> To do: Set down the full listing exactly, character for character.

Excerpts from a figure dataset:

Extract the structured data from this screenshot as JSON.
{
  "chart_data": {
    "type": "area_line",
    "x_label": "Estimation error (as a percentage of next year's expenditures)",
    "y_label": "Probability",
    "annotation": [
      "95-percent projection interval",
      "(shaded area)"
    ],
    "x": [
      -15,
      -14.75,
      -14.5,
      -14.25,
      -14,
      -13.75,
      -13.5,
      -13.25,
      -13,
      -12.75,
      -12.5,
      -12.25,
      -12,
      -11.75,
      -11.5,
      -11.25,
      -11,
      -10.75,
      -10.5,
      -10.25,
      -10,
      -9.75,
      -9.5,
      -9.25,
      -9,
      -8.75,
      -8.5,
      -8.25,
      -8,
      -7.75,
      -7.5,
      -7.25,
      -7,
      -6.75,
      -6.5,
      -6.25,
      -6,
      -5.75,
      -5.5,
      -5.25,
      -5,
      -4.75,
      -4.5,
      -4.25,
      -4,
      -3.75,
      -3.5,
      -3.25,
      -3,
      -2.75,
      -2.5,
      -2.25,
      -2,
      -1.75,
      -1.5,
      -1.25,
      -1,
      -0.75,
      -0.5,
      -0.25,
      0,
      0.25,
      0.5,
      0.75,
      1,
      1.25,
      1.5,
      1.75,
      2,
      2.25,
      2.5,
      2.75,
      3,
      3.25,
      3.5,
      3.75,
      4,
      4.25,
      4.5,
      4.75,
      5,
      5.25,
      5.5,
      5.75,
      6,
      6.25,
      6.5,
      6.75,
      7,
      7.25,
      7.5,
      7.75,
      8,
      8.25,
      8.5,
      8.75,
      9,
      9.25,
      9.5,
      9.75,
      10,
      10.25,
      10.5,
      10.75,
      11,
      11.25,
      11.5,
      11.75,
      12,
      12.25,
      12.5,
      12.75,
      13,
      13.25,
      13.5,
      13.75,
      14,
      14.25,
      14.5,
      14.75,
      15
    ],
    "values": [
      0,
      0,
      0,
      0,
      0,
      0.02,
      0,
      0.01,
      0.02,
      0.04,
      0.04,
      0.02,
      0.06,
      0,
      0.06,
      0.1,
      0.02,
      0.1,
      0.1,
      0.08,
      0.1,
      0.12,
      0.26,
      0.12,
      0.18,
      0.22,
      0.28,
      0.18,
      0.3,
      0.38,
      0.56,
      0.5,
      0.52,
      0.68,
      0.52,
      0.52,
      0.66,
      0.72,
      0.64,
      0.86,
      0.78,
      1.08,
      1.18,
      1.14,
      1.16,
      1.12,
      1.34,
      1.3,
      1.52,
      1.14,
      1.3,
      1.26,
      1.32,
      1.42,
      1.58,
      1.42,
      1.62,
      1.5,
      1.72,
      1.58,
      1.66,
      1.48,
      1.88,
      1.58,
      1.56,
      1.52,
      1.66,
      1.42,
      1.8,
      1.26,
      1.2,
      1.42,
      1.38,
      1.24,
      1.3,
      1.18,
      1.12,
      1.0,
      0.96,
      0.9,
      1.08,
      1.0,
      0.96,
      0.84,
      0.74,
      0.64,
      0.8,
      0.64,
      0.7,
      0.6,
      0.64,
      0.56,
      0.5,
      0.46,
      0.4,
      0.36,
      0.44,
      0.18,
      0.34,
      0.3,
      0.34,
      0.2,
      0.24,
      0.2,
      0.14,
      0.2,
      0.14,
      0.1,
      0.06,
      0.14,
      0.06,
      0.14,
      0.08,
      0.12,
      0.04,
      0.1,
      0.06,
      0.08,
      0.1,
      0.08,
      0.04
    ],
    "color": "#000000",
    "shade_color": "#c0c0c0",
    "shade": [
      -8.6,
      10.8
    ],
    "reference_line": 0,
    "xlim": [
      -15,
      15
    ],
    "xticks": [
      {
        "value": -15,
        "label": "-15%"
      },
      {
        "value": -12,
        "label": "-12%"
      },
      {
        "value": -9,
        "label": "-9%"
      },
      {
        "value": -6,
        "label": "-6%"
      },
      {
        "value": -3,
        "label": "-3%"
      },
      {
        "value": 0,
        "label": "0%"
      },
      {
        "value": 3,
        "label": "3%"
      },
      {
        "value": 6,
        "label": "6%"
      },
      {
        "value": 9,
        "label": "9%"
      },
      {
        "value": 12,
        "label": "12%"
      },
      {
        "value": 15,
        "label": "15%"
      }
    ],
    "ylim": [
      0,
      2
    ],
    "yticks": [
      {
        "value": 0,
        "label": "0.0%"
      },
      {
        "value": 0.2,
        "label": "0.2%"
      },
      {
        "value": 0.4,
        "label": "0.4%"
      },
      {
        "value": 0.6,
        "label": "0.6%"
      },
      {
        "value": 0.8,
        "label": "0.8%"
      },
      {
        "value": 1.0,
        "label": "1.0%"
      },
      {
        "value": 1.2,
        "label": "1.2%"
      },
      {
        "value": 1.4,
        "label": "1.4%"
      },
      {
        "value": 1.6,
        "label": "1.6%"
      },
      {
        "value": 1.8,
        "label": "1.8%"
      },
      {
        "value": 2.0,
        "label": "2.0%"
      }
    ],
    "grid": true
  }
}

> Output of the task:
Extract the structured data from this screenshot as JSON.
{
  "chart_data": {
    "type": "area_line",
    "x_label": "Estimation error (as a percentage of next year's expenditures)",
    "y_label": "Probability",
    "annotation": [
      "95-percent projection interval",
      "(shaded area)"
    ],
    "x": [
      -15,
      -14.75,
      -14.5,
      -14.25,
      -14,
      -13.75,
      -13.5,
      -13.25,
      -13,
      -12.75,
      -12.5,
      -12.25,
      -12,
      -11.75,
      -11.5,
      -11.25,
      -11,
      -10.75,
      -10.5,
      -10.25,
      -10,
      -9.75,
      -9.5,
      -9.25,
      -9,
      -8.75,
      -8.5,
      -8.25,
      -8,
      -7.75,
      -7.5,
      -7.25,
      -7,
      -6.75,
      -6.5,
      -6.25,
      -6,
      -5.75,
      -5.5,
      -5.25,
      -5,
      -4.75,
      -4.5,
      -4.25,
      -4,
      -3.75,
      -3.5,
      -3.25,
      -3,
      -2.75,
      -2.5,
      -2.25,
      -2,
      -1.75,
      -1.5,
      -1.25,
      -1,
      -0.75,
      -0.5,
      -0.25,
      0,
      0.25,
      0.5,
      0.75,
      1,
      1.25,
      1.5,
      1.75,
      2,
      2.25,
      2.5,
      2.75,
      3,
      3.25,
      3.5,
      3.75,
      4,
      4.25,
      4.5,
      4.75,
      5,
      5.25,
      5.5,
      5.75,
      6,
      6.25,
      6.5,
      6.75,
      7,
      7.25,
      7.5,
      7.75,
      8,
      8.25,
      8.5,
      8.75,
      9,
      9.25,
      9.5,
      9.75,
      10,
      10.25,
      10.5,
      10.75,
      11,
      11.25,
      11.5,
      11.75,
      12,
      12.25,
      12.5,
      12.75,
      13,
      13.25,
      13.5,
      13.75,
      14,
      14.25,
      14.5,
      14.75,
      15
    ],
    "values": [
      0,
      0,
      0,
      0,
      0,
      0.02,
      0,
      0.01,
      0.02,
      0.04,
      0.04,
      0.02,
      0.06,
      0,
      0.06,
      0.1,
      0.02,
      0.1,
      0.1,
      0.08,
      0.1,
      0.12,
      0.26,
      0.12,
      0.18,
      0.22,
      0.28,
      0.18,
      0.3,
      0.38,
      0.56,
      0.5,
      0.52,
      0.68,
      0.52,
      0.52,
      0.66,
      0.72,
      0.64,
      0.86,
      0.78,
      1.08,
      1.18,
      1.14,
      1.16,
      1.12,
      1.34,
      1.3,
      1.52,
      1.14,
      1.3,
      1.26,
      1.32,
      1.42,
      1.58,
      1.42,
      1.62,
      1.5,
      1.72,
      1.58,
      1.66,
      1.48,
      1.88,
      1.58,
      1.56,
      1.52,
      1.66,
      1.42,
      1.8,
      1.26,
      1.2,
      1.42,
      1.38,
      1.24,
      1.3,
      1.18,
      1.12,
      1.0,
      0.96,
      0.9,
      1.08,
      1.0,
      0.96,
      0.84,
      0.74,
      0.64,
      0.8,
      0.64,
      0.7,
      0.6,
      0.64,
      0.56,
      0.5,
      0.46,
      0.4,
      0.36,
      0.44,
      0.18,
      0.34,
      0.3,
      0.34,
      0.2,
      0.24,
      0.2,
      0.14,
      0.2,
      0.14,
      0.1,
      0.06,
      0.14,
      0.06,
      0.14,
      0.08,
      0.12,
      0.04,
      0.1,
      0.06,
      0.08,
      0.1,
      0.08,
      0.04
    ],
    "color": "#000000",
    "shade_color": "#c0c0c0",
    "shade": [
      -8.6,
      10.8
    ],
    "reference_line": 0,
    "xlim": [
      -15,
      15
    ],
    "xticks": [
      {
        "value": -15,
        "label": "-15%"
      },
      {
        "value": -12,
        "label": "-12%"
      },
      {
        "value": -9,
        "label": "-9%"
      },
      {
        "value": -6,
        "label": "-6%"
      },
      {
        "value": -3,
        "label": "-3%"
      },
      {
        "value": 0,
        "label": "0%"
      },
      {
        "value": 3,
        "label": "3%"
      },
      {
        "value": 6,
        "label": "6%"
      },
      {
        "value": 9,
        "label": "9%"
      },
      {
        "value": 12,
        "label": "12%"
      },
      {
        "value": 15,
        "label": "15%"
      }
    ],
    "ylim": [
      0,
      2
    ],
    "yticks": [
      {
        "value": 0,
        "label": "0.0%"
      },
      {
        "value": 0.2,
        "label": "0.2%"
      },
      {
        "value": 0.4,
        "label": "0.4%"
      },
      {
        "value": 0.6,
        "label": "0.6%"
      },
      {
        "value": 0.8,
        "label": "0.8%"
      },
      {
        "value": 1.0,
        "label": "1.0%"
      },
      {
        "value": 1.2,
        "label": "1.2%"
      },
      {
        "value": 1.4,
        "label": "1.4%"
      },
      {
        "value": 1.6,
        "label": "1.6%"
      },
      {
        "value": 1.8,
        "label": "1.8%"
      },
      {
        "value": 2.0,
        "label": "2.0%"
      }
    ],
    "grid": true
  }
}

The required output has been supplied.